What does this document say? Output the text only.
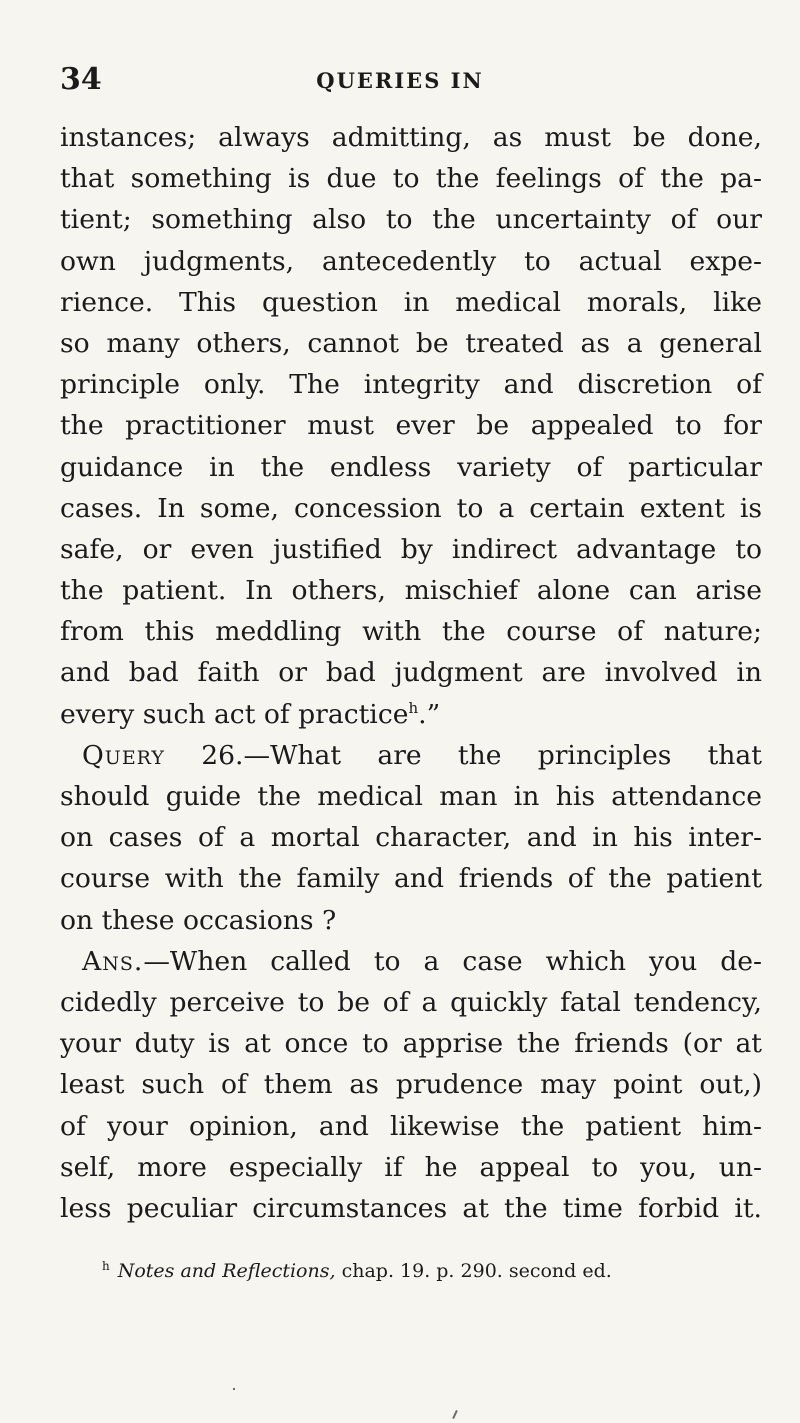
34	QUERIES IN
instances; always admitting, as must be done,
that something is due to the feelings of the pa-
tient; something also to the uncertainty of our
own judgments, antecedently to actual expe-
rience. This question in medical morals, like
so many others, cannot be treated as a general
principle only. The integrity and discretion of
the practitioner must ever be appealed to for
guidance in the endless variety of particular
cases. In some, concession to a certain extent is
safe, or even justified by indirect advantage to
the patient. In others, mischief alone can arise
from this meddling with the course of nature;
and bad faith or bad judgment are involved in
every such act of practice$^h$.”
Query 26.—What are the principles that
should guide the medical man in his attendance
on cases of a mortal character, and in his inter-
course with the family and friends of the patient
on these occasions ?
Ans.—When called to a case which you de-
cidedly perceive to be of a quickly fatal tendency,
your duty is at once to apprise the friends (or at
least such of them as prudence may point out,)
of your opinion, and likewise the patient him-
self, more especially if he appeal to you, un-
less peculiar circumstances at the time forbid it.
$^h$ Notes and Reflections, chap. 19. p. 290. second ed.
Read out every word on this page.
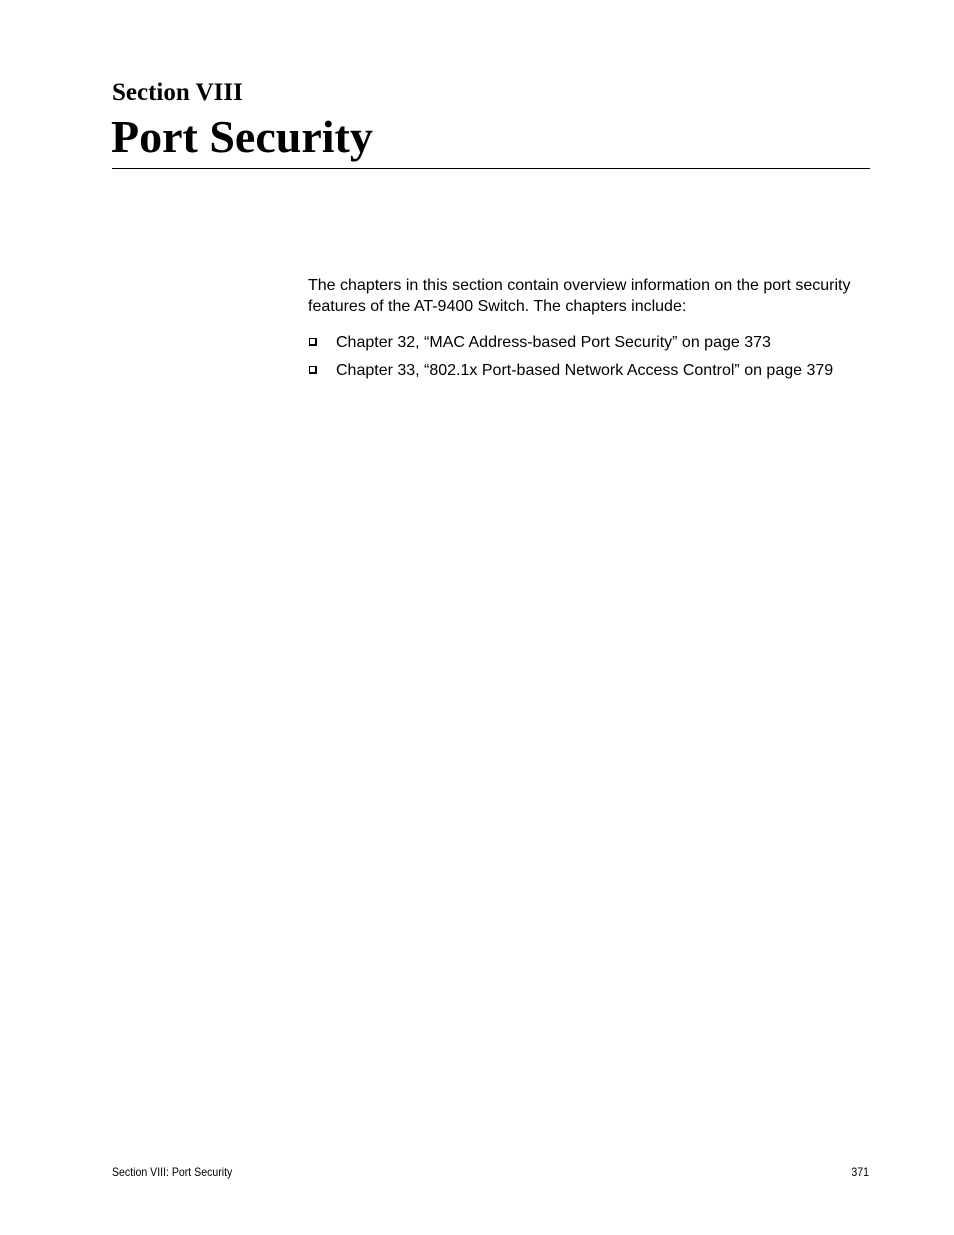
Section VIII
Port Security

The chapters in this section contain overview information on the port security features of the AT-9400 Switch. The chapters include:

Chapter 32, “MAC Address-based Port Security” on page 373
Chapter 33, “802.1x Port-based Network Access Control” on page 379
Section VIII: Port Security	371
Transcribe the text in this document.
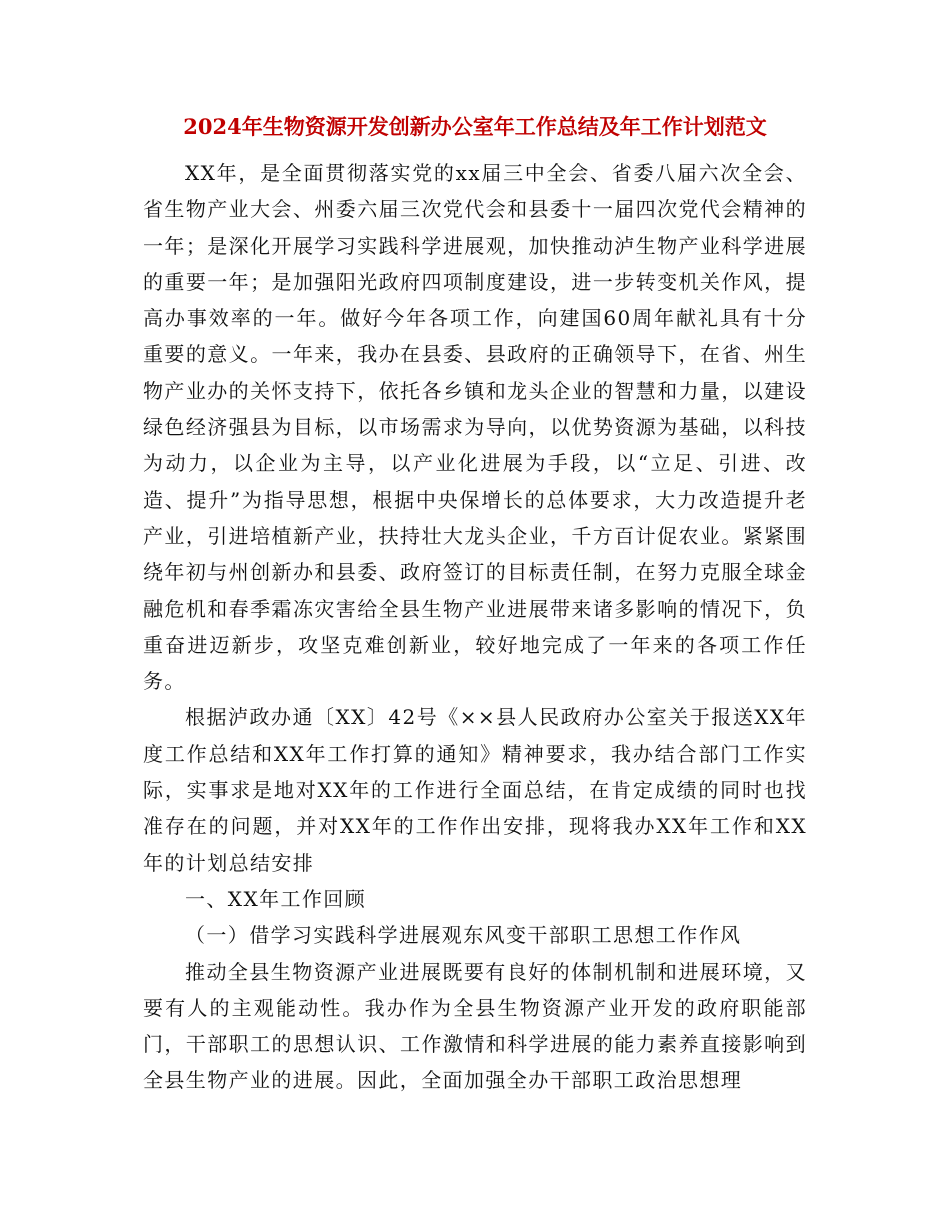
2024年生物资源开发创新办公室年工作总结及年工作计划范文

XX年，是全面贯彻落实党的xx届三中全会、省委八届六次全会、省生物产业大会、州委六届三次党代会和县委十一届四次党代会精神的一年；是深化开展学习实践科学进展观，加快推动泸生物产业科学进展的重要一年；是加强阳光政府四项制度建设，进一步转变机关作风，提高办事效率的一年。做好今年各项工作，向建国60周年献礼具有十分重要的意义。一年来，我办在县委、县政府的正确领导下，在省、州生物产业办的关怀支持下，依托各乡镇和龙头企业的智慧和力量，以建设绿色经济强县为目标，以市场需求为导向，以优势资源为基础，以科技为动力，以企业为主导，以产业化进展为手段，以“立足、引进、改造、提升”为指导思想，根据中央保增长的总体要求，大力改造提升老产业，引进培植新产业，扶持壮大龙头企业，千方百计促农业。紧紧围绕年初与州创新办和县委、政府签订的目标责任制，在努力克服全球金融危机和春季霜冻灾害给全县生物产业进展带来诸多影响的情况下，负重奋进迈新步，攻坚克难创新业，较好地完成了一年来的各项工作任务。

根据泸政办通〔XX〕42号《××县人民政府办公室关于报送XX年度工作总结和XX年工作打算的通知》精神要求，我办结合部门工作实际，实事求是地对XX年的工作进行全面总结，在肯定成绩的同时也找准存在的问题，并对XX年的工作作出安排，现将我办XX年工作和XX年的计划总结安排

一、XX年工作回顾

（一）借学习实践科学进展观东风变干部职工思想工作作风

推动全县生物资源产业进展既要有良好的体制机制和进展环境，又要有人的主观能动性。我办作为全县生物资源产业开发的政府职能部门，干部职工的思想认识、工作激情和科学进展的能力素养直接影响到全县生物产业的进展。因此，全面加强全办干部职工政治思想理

....

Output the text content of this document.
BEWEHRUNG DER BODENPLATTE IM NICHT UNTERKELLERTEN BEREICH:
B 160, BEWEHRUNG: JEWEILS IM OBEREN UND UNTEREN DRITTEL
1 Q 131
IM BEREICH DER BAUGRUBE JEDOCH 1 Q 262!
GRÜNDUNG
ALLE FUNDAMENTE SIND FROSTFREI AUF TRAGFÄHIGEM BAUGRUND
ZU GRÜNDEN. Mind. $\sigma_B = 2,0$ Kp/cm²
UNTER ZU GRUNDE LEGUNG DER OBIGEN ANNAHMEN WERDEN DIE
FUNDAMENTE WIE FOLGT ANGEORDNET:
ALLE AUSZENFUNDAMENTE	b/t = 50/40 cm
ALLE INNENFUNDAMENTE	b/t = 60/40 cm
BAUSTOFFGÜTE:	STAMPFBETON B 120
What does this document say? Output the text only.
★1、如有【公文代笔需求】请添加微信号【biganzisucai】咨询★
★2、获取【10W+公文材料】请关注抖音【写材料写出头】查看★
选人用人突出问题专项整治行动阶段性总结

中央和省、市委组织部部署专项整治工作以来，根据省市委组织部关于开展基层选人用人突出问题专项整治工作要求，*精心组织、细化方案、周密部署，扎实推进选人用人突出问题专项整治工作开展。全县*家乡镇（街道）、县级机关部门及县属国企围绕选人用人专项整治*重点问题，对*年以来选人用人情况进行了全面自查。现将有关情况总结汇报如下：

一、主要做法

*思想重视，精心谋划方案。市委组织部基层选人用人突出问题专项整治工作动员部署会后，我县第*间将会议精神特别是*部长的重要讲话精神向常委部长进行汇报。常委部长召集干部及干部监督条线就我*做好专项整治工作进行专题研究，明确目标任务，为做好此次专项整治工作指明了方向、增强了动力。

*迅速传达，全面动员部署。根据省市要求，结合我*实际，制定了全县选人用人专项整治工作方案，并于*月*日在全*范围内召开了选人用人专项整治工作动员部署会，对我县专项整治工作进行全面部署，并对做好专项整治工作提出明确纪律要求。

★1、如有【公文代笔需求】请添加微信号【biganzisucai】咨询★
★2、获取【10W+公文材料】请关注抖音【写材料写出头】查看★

....

*Work to be completed:* Gather each line of the listing that holds the string "page".

*Reply:*
Read out every word on this page.
Chapter 32, “MAC Address-based Port Security” on page 373
Chapter 33, “802.1x Port-based Network Access Control” on page 379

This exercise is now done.